WHAT NEEDS TO BE DONE:
Your task is to output the entries below word for word.

DATASET RECORDS:

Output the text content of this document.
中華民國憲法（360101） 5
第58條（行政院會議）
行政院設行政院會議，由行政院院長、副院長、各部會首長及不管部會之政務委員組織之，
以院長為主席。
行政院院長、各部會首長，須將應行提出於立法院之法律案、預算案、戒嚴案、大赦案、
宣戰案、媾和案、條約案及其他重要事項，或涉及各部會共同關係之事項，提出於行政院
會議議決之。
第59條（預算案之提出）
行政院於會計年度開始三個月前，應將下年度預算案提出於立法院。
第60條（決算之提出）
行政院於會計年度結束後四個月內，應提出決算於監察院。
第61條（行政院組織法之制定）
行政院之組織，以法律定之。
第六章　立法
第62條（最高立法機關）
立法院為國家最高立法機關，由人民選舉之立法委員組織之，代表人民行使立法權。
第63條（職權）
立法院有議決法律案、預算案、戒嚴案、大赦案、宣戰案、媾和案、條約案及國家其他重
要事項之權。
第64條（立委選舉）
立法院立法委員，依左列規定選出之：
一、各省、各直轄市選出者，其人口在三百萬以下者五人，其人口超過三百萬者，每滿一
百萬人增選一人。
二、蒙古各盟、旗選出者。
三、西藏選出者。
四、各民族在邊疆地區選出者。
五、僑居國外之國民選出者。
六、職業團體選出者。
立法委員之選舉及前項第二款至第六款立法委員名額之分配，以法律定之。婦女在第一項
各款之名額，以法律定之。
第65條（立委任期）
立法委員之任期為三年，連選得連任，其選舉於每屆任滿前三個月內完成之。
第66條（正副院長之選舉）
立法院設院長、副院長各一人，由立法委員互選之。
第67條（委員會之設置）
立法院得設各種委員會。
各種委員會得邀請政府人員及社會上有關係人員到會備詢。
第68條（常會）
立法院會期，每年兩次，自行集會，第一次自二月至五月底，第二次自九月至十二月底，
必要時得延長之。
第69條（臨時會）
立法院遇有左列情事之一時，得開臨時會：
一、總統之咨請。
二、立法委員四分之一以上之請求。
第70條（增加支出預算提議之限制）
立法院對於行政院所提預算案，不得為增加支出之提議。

OUTPUT OF THE EXERCISE:
Output the text content of this document.
中華民國憲法（360101） 5
第58條（行政院會議）
行政院設行政院會議，由行政院院長、副院長、各部會首長及不管部會之政務委員組織之，
以院長為主席。
行政院院長、各部會首長，須將應行提出於立法院之法律案、預算案、戒嚴案、大赦案、
宣戰案、媾和案、條約案及其他重要事項，或涉及各部會共同關係之事項，提出於行政院
會議議決之。
第59條（預算案之提出）
行政院於會計年度開始三個月前，應將下年度預算案提出於立法院。
第60條（決算之提出）
行政院於會計年度結束後四個月內，應提出決算於監察院。
第61條（行政院組織法之制定）
行政院之組織，以法律定之。
第六章　立法
第62條（最高立法機關）
立法院為國家最高立法機關，由人民選舉之立法委員組織之，代表人民行使立法權。
第63條（職權）
立法院有議決法律案、預算案、戒嚴案、大赦案、宣戰案、媾和案、條約案及國家其他重
要事項之權。
第64條（立委選舉）
立法院立法委員，依左列規定選出之：
一、各省、各直轄市選出者，其人口在三百萬以下者五人，其人口超過三百萬者，每滿一
百萬人增選一人。
二、蒙古各盟、旗選出者。
三、西藏選出者。
四、各民族在邊疆地區選出者。
五、僑居國外之國民選出者。
六、職業團體選出者。
立法委員之選舉及前項第二款至第六款立法委員名額之分配，以法律定之。婦女在第一項
各款之名額，以法律定之。
第65條（立委任期）
立法委員之任期為三年，連選得連任，其選舉於每屆任滿前三個月內完成之。
第66條（正副院長之選舉）
立法院設院長、副院長各一人，由立法委員互選之。
第67條（委員會之設置）
立法院得設各種委員會。
各種委員會得邀請政府人員及社會上有關係人員到會備詢。
第68條（常會）
立法院會期，每年兩次，自行集會，第一次自二月至五月底，第二次自九月至十二月底，
必要時得延長之。
第69條（臨時會）
立法院遇有左列情事之一時，得開臨時會：
一、總統之咨請。
二、立法委員四分之一以上之請求。
第70條（增加支出預算提議之限制）
立法院對於行政院所提預算案，不得為增加支出之提議。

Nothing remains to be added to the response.